_TASK TO COMPLETE_
With the images removed, repeat the data below exactly.

_RECORDS FOR THIS TASK_
━━━━━━━━━━
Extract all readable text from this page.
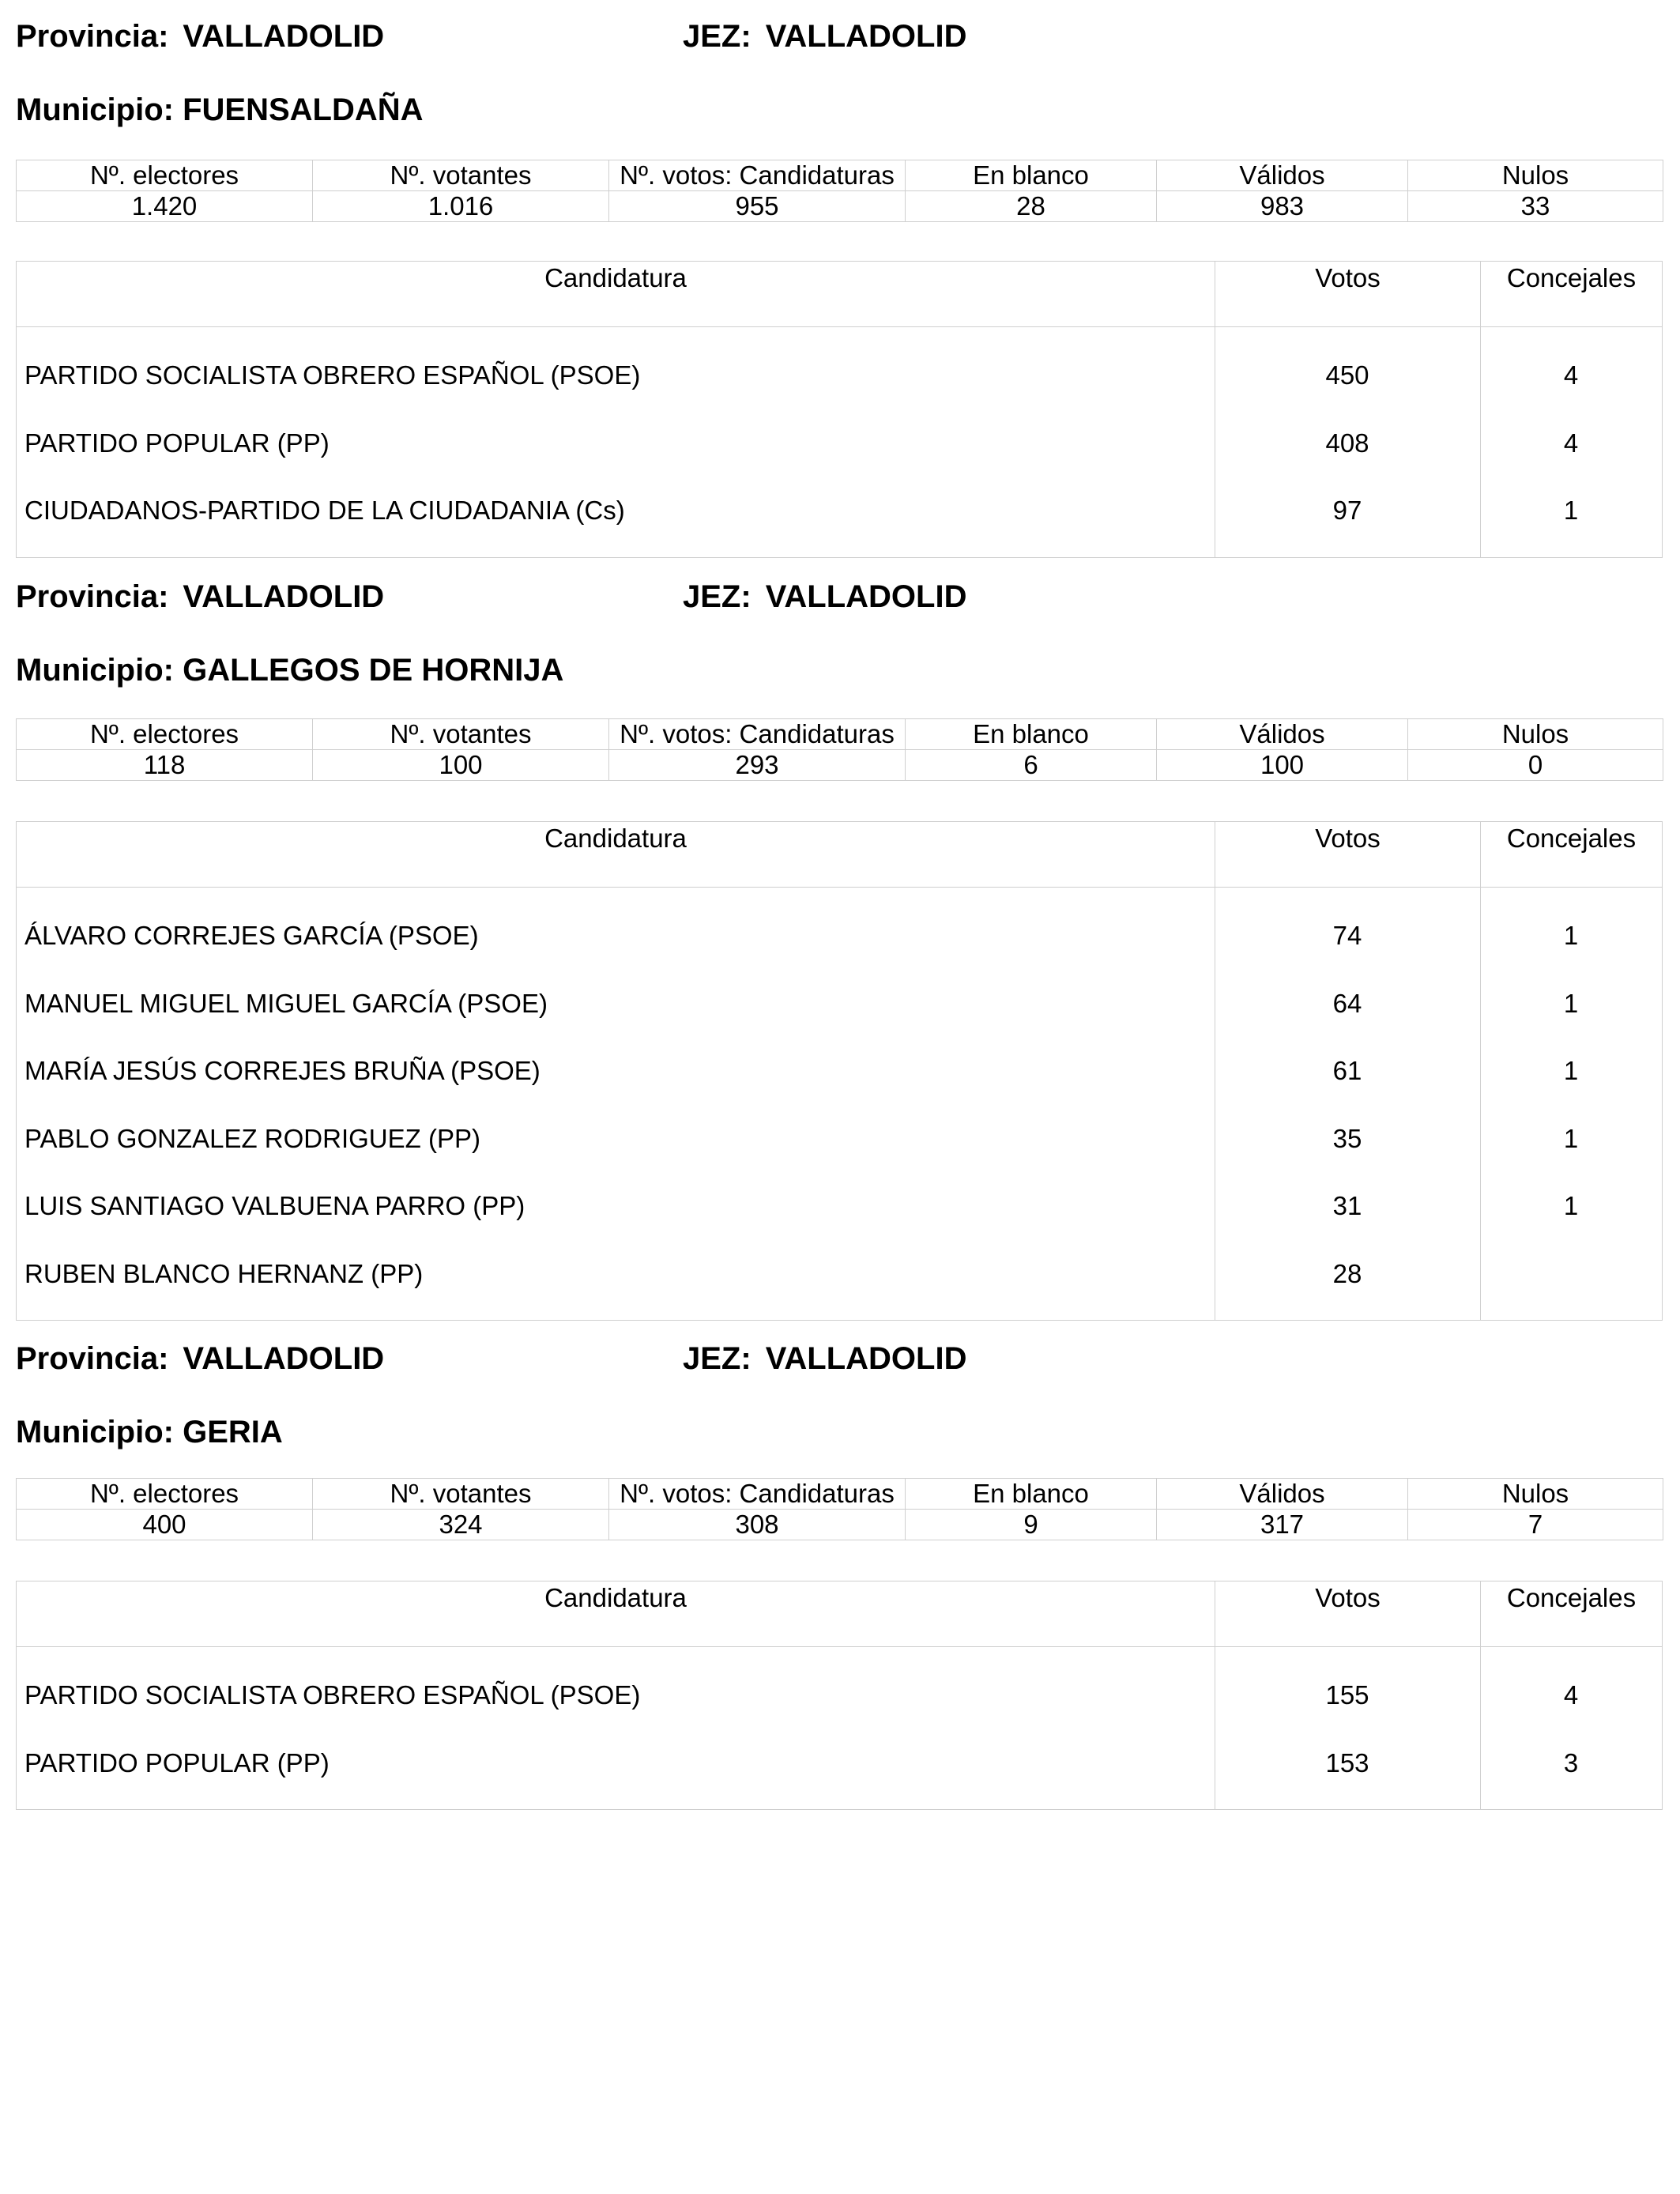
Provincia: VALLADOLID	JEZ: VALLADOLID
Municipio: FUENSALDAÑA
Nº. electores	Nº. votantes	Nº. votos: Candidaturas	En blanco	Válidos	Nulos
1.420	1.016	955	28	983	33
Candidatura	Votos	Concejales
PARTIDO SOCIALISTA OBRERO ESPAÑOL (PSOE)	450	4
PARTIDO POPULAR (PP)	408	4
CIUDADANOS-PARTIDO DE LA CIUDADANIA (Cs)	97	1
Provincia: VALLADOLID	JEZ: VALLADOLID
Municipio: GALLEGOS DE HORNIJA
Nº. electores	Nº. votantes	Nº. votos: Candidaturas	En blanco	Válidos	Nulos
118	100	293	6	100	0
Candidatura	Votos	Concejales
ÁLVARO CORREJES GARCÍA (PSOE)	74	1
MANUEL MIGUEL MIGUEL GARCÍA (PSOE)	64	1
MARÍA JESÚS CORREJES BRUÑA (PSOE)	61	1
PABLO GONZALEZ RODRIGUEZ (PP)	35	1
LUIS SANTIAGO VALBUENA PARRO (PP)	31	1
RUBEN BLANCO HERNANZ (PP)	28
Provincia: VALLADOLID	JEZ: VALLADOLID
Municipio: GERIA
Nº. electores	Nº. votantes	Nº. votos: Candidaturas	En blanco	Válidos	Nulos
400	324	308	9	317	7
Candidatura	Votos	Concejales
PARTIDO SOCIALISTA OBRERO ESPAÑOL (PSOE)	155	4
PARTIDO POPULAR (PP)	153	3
━━━━━━━━━━
_ANSWER TO THE EXERCISE_
Extract all readable text from this page.
Provincia: VALLADOLID	JEZ: VALLADOLID
Municipio: FUENSALDAÑA
Nº. electores	Nº. votantes	Nº. votos: Candidaturas	En blanco	Válidos	Nulos
1.420	1.016	955	28	983	33
Candidatura	Votos	Concejales
PARTIDO SOCIALISTA OBRERO ESPAÑOL (PSOE)	450	4
PARTIDO POPULAR (PP)	408	4
CIUDADANOS-PARTIDO DE LA CIUDADANIA (Cs)	97	1
Provincia: VALLADOLID	JEZ: VALLADOLID
Municipio: GALLEGOS DE HORNIJA
Nº. electores	Nº. votantes	Nº. votos: Candidaturas	En blanco	Válidos	Nulos
118	100	293	6	100	0
Candidatura	Votos	Concejales
ÁLVARO CORREJES GARCÍA (PSOE)	74	1
MANUEL MIGUEL MIGUEL GARCÍA (PSOE)	64	1
MARÍA JESÚS CORREJES BRUÑA (PSOE)	61	1
PABLO GONZALEZ RODRIGUEZ (PP)	35	1
LUIS SANTIAGO VALBUENA PARRO (PP)	31	1
RUBEN BLANCO HERNANZ (PP)	28
Provincia: VALLADOLID	JEZ: VALLADOLID
Municipio: GERIA
Nº. electores	Nº. votantes	Nº. votos: Candidaturas	En blanco	Válidos	Nulos
400	324	308	9	317	7
Candidatura	Votos	Concejales
PARTIDO SOCIALISTA OBRERO ESPAÑOL (PSOE)	155	4
PARTIDO POPULAR (PP)	153	3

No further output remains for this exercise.